*Given request:*
Rename every "ann-point" in the rows below to "ann-marker". Reproduce each row with all other text unchanged.

===== Extracted data =====

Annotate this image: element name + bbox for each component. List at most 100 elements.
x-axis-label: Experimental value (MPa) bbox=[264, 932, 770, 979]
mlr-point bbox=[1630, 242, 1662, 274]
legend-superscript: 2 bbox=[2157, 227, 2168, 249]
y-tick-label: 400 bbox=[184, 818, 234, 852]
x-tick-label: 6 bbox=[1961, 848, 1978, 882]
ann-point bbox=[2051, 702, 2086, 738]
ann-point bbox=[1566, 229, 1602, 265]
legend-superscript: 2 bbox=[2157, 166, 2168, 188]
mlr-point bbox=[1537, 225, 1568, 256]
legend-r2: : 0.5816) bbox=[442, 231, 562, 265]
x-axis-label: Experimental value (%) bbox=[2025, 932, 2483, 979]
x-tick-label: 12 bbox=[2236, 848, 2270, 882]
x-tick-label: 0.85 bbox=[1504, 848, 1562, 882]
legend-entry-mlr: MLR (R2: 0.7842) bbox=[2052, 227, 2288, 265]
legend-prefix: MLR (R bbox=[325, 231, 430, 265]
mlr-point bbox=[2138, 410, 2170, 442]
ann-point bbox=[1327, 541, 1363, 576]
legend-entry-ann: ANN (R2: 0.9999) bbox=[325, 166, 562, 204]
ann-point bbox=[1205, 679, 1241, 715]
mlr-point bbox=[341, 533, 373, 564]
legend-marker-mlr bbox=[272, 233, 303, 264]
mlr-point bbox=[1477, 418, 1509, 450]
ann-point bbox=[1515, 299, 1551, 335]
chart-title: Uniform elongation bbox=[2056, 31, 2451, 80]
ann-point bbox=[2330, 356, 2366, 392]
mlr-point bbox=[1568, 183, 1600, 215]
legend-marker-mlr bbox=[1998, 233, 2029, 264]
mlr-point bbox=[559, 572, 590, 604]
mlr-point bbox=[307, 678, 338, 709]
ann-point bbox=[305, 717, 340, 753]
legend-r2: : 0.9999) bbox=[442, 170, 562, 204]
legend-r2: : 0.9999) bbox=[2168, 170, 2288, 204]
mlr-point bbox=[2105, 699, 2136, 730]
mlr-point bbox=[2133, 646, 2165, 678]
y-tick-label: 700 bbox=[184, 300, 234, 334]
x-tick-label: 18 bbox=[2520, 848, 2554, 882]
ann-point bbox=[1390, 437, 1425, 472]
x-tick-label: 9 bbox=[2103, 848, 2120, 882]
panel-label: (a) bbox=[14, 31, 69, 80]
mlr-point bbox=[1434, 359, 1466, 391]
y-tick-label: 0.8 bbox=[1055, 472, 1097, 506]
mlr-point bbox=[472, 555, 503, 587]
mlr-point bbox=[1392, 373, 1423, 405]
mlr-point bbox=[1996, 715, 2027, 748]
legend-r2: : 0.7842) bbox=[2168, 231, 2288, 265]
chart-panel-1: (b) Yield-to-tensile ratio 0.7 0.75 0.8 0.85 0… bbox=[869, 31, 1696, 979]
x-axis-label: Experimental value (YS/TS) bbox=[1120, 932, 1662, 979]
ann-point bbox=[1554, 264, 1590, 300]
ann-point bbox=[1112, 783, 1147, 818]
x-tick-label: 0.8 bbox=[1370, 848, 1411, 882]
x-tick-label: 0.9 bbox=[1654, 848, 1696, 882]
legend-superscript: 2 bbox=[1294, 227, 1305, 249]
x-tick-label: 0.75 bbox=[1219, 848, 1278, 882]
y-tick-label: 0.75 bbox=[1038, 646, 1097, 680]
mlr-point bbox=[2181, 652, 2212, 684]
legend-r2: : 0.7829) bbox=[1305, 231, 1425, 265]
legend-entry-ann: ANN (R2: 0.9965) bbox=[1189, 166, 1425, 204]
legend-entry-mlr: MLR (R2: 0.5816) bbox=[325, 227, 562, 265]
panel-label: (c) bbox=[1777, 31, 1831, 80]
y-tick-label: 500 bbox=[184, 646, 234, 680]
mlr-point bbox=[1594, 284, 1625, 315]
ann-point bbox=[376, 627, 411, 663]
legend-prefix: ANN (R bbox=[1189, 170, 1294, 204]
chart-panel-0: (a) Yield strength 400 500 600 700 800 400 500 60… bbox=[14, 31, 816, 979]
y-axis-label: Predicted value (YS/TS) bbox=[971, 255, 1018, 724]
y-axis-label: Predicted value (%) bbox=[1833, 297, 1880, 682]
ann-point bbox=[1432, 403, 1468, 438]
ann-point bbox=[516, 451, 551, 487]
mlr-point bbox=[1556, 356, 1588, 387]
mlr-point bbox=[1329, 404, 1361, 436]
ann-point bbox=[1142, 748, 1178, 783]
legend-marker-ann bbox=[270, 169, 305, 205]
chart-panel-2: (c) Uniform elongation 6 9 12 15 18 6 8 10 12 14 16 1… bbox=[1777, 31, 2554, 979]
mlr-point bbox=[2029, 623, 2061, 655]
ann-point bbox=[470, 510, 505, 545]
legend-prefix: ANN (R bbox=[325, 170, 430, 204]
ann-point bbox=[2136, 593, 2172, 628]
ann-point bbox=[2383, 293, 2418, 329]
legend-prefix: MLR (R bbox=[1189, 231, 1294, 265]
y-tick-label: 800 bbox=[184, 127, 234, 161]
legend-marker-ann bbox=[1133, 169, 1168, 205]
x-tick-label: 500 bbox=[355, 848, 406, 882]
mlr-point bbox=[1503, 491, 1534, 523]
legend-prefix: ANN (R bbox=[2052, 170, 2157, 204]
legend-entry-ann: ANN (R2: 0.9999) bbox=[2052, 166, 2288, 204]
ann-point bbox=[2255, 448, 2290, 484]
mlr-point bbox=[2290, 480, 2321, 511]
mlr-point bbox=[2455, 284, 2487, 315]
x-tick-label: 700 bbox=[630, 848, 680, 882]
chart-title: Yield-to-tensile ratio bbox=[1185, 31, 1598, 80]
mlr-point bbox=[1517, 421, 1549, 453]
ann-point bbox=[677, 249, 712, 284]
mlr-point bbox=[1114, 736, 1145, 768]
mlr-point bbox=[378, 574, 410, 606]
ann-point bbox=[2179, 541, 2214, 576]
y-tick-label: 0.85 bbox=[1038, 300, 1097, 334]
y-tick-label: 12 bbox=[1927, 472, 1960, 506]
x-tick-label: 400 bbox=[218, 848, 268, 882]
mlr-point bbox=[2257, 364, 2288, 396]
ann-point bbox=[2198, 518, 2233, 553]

=====

*Task result:*
Annotate this image: element name + bbox for each component. List at most 100 elements.
x-axis-label: Experimental value (MPa) bbox=[264, 932, 770, 979]
mlr-point bbox=[1630, 242, 1662, 274]
legend-superscript: 2 bbox=[2157, 227, 2168, 249]
y-tick-label: 400 bbox=[184, 818, 234, 852]
x-tick-label: 6 bbox=[1961, 848, 1978, 882]
ann-marker bbox=[2051, 702, 2086, 738]
ann-marker bbox=[1566, 229, 1602, 265]
legend-superscript: 2 bbox=[2157, 166, 2168, 188]
mlr-point bbox=[1537, 225, 1568, 256]
legend-r2: : 0.5816) bbox=[442, 231, 562, 265]
x-axis-label: Experimental value (%) bbox=[2025, 932, 2483, 979]
x-tick-label: 12 bbox=[2236, 848, 2270, 882]
x-tick-label: 0.85 bbox=[1504, 848, 1562, 882]
legend-entry-mlr: MLR (R2: 0.7842) bbox=[2052, 227, 2288, 265]
legend-prefix: MLR (R bbox=[325, 231, 430, 265]
mlr-point bbox=[2138, 410, 2170, 442]
ann-marker bbox=[1327, 541, 1363, 576]
legend-entry-ann: ANN (R2: 0.9999) bbox=[325, 166, 562, 204]
ann-marker bbox=[1205, 679, 1241, 715]
mlr-point bbox=[341, 533, 373, 564]
legend-marker-mlr bbox=[272, 233, 303, 264]
mlr-point bbox=[1477, 418, 1509, 450]
ann-marker bbox=[1515, 299, 1551, 335]
chart-title: Uniform elongation bbox=[2056, 31, 2451, 80]
ann-marker bbox=[2330, 356, 2366, 392]
mlr-point bbox=[1568, 183, 1600, 215]
legend-marker-mlr bbox=[1998, 233, 2029, 264]
mlr-point bbox=[559, 572, 590, 604]
mlr-point bbox=[307, 678, 338, 709]
ann-marker bbox=[305, 717, 340, 753]
legend-r2: : 0.9999) bbox=[442, 170, 562, 204]
legend-r2: : 0.9999) bbox=[2168, 170, 2288, 204]
mlr-point bbox=[2105, 699, 2136, 730]
mlr-point bbox=[2133, 646, 2165, 678]
y-tick-label: 700 bbox=[184, 300, 234, 334]
x-tick-label: 18 bbox=[2520, 848, 2554, 882]
ann-marker bbox=[1390, 437, 1425, 472]
x-tick-label: 9 bbox=[2103, 848, 2120, 882]
panel-label: (a) bbox=[14, 31, 69, 80]
mlr-point bbox=[1434, 359, 1466, 391]
y-tick-label: 0.8 bbox=[1055, 472, 1097, 506]
mlr-point bbox=[472, 555, 503, 587]
mlr-point bbox=[1392, 373, 1423, 405]
mlr-point bbox=[1996, 715, 2027, 748]
legend-r2: : 0.7842) bbox=[2168, 231, 2288, 265]
chart-panel-1: (b) Yield-to-tensile ratio 0.7 0.75 0.8 0.85 0… bbox=[869, 31, 1696, 979]
x-axis-label: Experimental value (YS/TS) bbox=[1120, 932, 1662, 979]
ann-marker bbox=[1554, 264, 1590, 300]
ann-marker bbox=[1112, 783, 1147, 818]
x-tick-label: 0.8 bbox=[1370, 848, 1411, 882]
x-tick-label: 0.9 bbox=[1654, 848, 1696, 882]
legend-superscript: 2 bbox=[1294, 227, 1305, 249]
x-tick-label: 0.75 bbox=[1219, 848, 1278, 882]
y-tick-label: 0.75 bbox=[1038, 646, 1097, 680]
mlr-point bbox=[2181, 652, 2212, 684]
legend-r2: : 0.7829) bbox=[1305, 231, 1425, 265]
legend-entry-ann: ANN (R2: 0.9965) bbox=[1189, 166, 1425, 204]
legend-entry-mlr: MLR (R2: 0.5816) bbox=[325, 227, 562, 265]
panel-label: (c) bbox=[1777, 31, 1831, 80]
y-tick-label: 500 bbox=[184, 646, 234, 680]
mlr-point bbox=[1594, 284, 1625, 315]
ann-marker bbox=[376, 627, 411, 663]
legend-prefix: ANN (R bbox=[1189, 170, 1294, 204]
chart-panel-0: (a) Yield strength 400 500 600 700 800 400 500 60… bbox=[14, 31, 816, 979]
y-axis-label: Predicted value (YS/TS) bbox=[971, 255, 1018, 724]
y-axis-label: Predicted value (%) bbox=[1833, 297, 1880, 682]
ann-marker bbox=[1432, 403, 1468, 438]
ann-marker bbox=[516, 451, 551, 487]
mlr-point bbox=[1556, 356, 1588, 387]
mlr-point bbox=[1329, 404, 1361, 436]
ann-marker bbox=[1142, 748, 1178, 783]
legend-marker-ann bbox=[270, 169, 305, 205]
chart-panel-2: (c) Uniform elongation 6 9 12 15 18 6 8 10 12 14 16 1… bbox=[1777, 31, 2554, 979]
mlr-point bbox=[2029, 623, 2061, 655]
ann-marker bbox=[470, 510, 505, 545]
legend-prefix: ANN (R bbox=[325, 170, 430, 204]
ann-marker bbox=[2136, 593, 2172, 628]
ann-marker bbox=[2383, 293, 2418, 329]
legend-prefix: MLR (R bbox=[1189, 231, 1294, 265]
y-tick-label: 800 bbox=[184, 127, 234, 161]
legend-marker-ann bbox=[1133, 169, 1168, 205]
x-tick-label: 500 bbox=[355, 848, 406, 882]
mlr-point bbox=[1503, 491, 1534, 523]
legend-prefix: ANN (R bbox=[2052, 170, 2157, 204]
legend-entry-ann: ANN (R2: 0.9999) bbox=[2052, 166, 2288, 204]
ann-marker bbox=[2255, 448, 2290, 484]
mlr-point bbox=[2290, 480, 2321, 511]
mlr-point bbox=[2455, 284, 2487, 315]
x-tick-label: 700 bbox=[630, 848, 680, 882]
chart-title: Yield-to-tensile ratio bbox=[1185, 31, 1598, 80]
mlr-point bbox=[1517, 421, 1549, 453]
ann-marker bbox=[677, 249, 712, 284]
mlr-point bbox=[1114, 736, 1145, 768]
mlr-point bbox=[378, 574, 410, 606]
ann-marker bbox=[2179, 541, 2214, 576]
y-tick-label: 0.85 bbox=[1038, 300, 1097, 334]
y-tick-label: 12 bbox=[1927, 472, 1960, 506]
x-tick-label: 400 bbox=[218, 848, 268, 882]
mlr-point bbox=[2257, 364, 2288, 396]
ann-marker bbox=[2198, 518, 2233, 553]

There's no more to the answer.